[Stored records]
.....
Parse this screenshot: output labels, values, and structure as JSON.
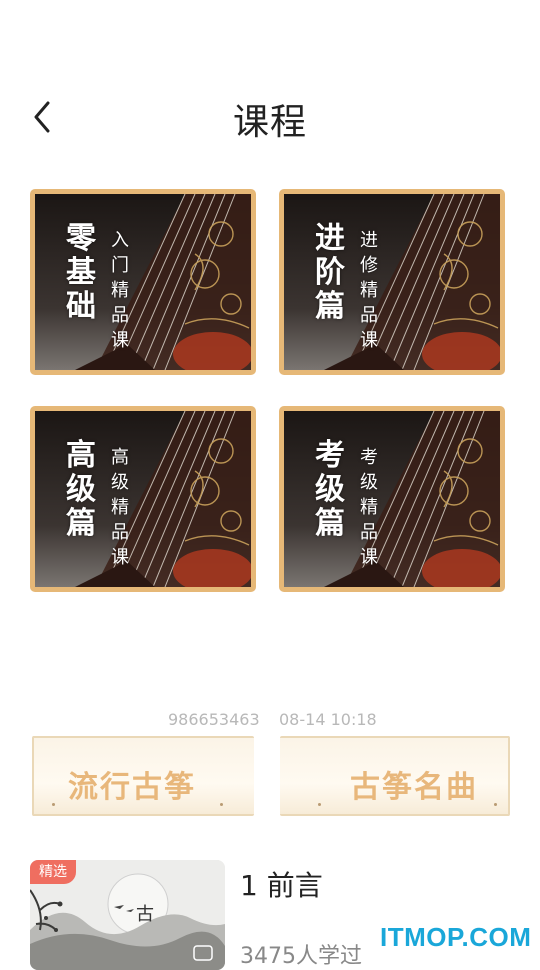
{
  "header": {
    "title": "课程",
    "back_icon": "chevron-left-icon"
  },
  "courses": [
    {
      "big": [
        "零",
        "基",
        "础"
      ],
      "small": [
        "入",
        "门",
        "精",
        "品",
        "课"
      ]
    },
    {
      "big": [
        "进",
        "阶",
        "篇"
      ],
      "small": [
        "进",
        "修",
        "精",
        "品",
        "课"
      ]
    },
    {
      "big": [
        "高",
        "级",
        "篇"
      ],
      "small": [
        "高",
        "级",
        "精",
        "品",
        "课"
      ]
    },
    {
      "big": [
        "考",
        "级",
        "篇"
      ],
      "small": [
        "考",
        "级",
        "精",
        "品",
        "课"
      ]
    }
  ],
  "meta": {
    "id": "986653463",
    "time": "08-14 10:18"
  },
  "categories": [
    {
      "label": "流行古筝"
    },
    {
      "label": "古筝名曲"
    }
  ],
  "lesson": {
    "badge": "精选",
    "title": "1 前言",
    "count": "3475人学过",
    "thumb_char": "古"
  },
  "watermark": "ITMOP.COM",
  "colors": {
    "card_border": "#e6b877",
    "banner_text": "#e8b77b",
    "badge": "#ef6e60",
    "watermark": "#1aa7d9"
  }
}
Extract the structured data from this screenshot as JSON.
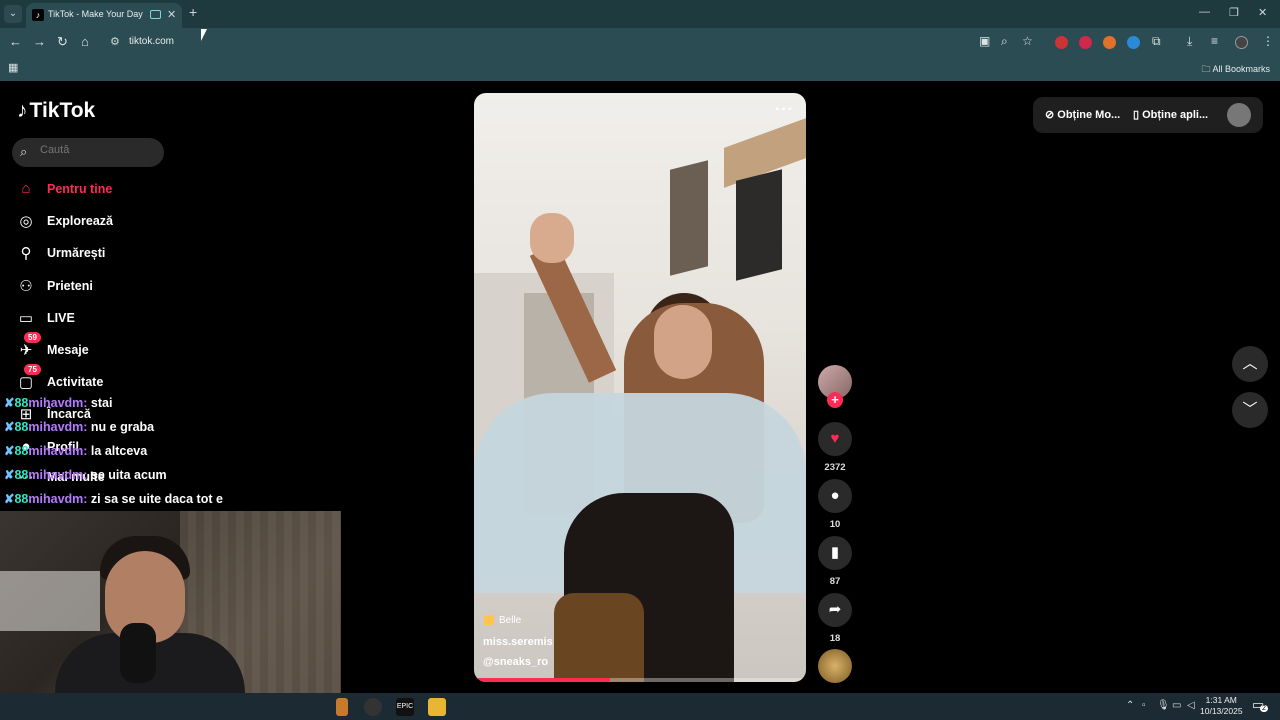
{
  "browser": {
    "tab_title": "TikTok - Make Your Day",
    "tab_favicon": "tiktok-favicon",
    "url": "tiktok.com",
    "all_bookmarks": "All Bookmarks",
    "window_controls": [
      "minimize",
      "restore",
      "close"
    ]
  },
  "sidebar": {
    "logo": "TikTok",
    "search_placeholder": "Caută",
    "items": [
      {
        "label": "Pentru tine",
        "icon": "home-icon",
        "active": true
      },
      {
        "label": "Explorează",
        "icon": "compass-icon"
      },
      {
        "label": "Urmărești",
        "icon": "following-icon"
      },
      {
        "label": "Prieteni",
        "icon": "friends-icon"
      },
      {
        "label": "LIVE",
        "icon": "live-icon"
      },
      {
        "label": "Mesaje",
        "icon": "messages-icon",
        "badge": "59"
      },
      {
        "label": "Activitate",
        "icon": "activity-icon",
        "badge": "75"
      },
      {
        "label": "Încarcă",
        "icon": "upload-icon"
      },
      {
        "label": "Profil",
        "icon": "profile-icon"
      },
      {
        "label": "Mai multe",
        "icon": "more-icon"
      }
    ]
  },
  "chat": {
    "messages": [
      {
        "user": "mihavdm:",
        "text": "stai"
      },
      {
        "user": "mihavdm:",
        "text": "nu e graba"
      },
      {
        "user": "mihavdm:",
        "text": "la altceva"
      },
      {
        "user": "mihavdm:",
        "text": "se uita acum"
      },
      {
        "user": "mihavdm:",
        "text": "zi sa se uite daca tot e"
      }
    ]
  },
  "video": {
    "tag": "Belle",
    "username": "miss.seremis",
    "caption": "@sneaks_ro",
    "progress": 0.41
  },
  "actions": {
    "likes": "2372",
    "comments": "10",
    "saves": "87",
    "shares": "18"
  },
  "topright": {
    "get_coins": "Obține Mo...",
    "get_app": "Obține apli..."
  },
  "taskbar": {
    "time": "1:31 AM",
    "date": "10/13/2025",
    "notifications": "2"
  },
  "colors": {
    "accent": "#fe2c55",
    "chrome_bg": "#2b4c52",
    "tabbar_bg": "#1f3a3f"
  }
}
.....
■ **GOAL OF THE EXERCISE**
Transcribe all entries above exactly. Drop the pictures.

■ **TASK RESPONSE**
Parse this screenshot: output labels, values, and structure as JSON.
{
  "header": {
    "title": "课程",
    "back_icon": "chevron-left-icon"
  },
  "courses": [
    {
      "big": [
        "零",
        "基",
        "础"
      ],
      "small": [
        "入",
        "门",
        "精",
        "品",
        "课"
      ]
    },
    {
      "big": [
        "进",
        "阶",
        "篇"
      ],
      "small": [
        "进",
        "修",
        "精",
        "品",
        "课"
      ]
    },
    {
      "big": [
        "高",
        "级",
        "篇"
      ],
      "small": [
        "高",
        "级",
        "精",
        "品",
        "课"
      ]
    },
    {
      "big": [
        "考",
        "级",
        "篇"
      ],
      "small": [
        "考",
        "级",
        "精",
        "品",
        "课"
      ]
    }
  ],
  "meta": {
    "id": "986653463",
    "time": "08-14 10:18"
  },
  "categories": [
    {
      "label": "流行古筝"
    },
    {
      "label": "古筝名曲"
    }
  ],
  "lesson": {
    "badge": "精选",
    "title": "1 前言",
    "count": "3475人学过",
    "thumb_char": "古"
  },
  "watermark": "ITMOP.COM",
  "colors": {
    "card_border": "#e6b877",
    "banner_text": "#e8b77b",
    "badge": "#ef6e60",
    "watermark": "#1aa7d9"
  }
}
Extract the structured data from this screenshot as JSON.
{
  "browser": {
    "tab_title": "TikTok - Make Your Day",
    "tab_favicon": "tiktok-favicon",
    "url": "tiktok.com",
    "all_bookmarks": "All Bookmarks",
    "window_controls": [
      "minimize",
      "restore",
      "close"
    ]
  },
  "sidebar": {
    "logo": "TikTok",
    "search_placeholder": "Caută",
    "items": [
      {
        "label": "Pentru tine",
        "icon": "home-icon",
        "active": true
      },
      {
        "label": "Explorează",
        "icon": "compass-icon"
      },
      {
        "label": "Urmărești",
        "icon": "following-icon"
      },
      {
        "label": "Prieteni",
        "icon": "friends-icon"
      },
      {
        "label": "LIVE",
        "icon": "live-icon"
      },
      {
        "label": "Mesaje",
        "icon": "messages-icon",
        "badge": "59"
      },
      {
        "label": "Activitate",
        "icon": "activity-icon",
        "badge": "75"
      },
      {
        "label": "Încarcă",
        "icon": "upload-icon"
      },
      {
        "label": "Profil",
        "icon": "profile-icon"
      },
      {
        "label": "Mai multe",
        "icon": "more-icon"
      }
    ]
  },
  "chat": {
    "messages": [
      {
        "user": "mihavdm:",
        "text": "stai"
      },
      {
        "user": "mihavdm:",
        "text": "nu e graba"
      },
      {
        "user": "mihavdm:",
        "text": "la altceva"
      },
      {
        "user": "mihavdm:",
        "text": "se uita acum"
      },
      {
        "user": "mihavdm:",
        "text": "zi sa se uite daca tot e"
      }
    ]
  },
  "video": {
    "tag": "Belle",
    "username": "miss.seremis",
    "caption": "@sneaks_ro",
    "progress": 0.41
  },
  "actions": {
    "likes": "2372",
    "comments": "10",
    "saves": "87",
    "shares": "18"
  },
  "topright": {
    "get_coins": "Obține Mo...",
    "get_app": "Obține apli..."
  },
  "taskbar": {
    "time": "1:31 AM",
    "date": "10/13/2025",
    "notifications": "2"
  },
  "colors": {
    "accent": "#fe2c55",
    "chrome_bg": "#2b4c52",
    "tabbar_bg": "#1f3a3f"
  }
}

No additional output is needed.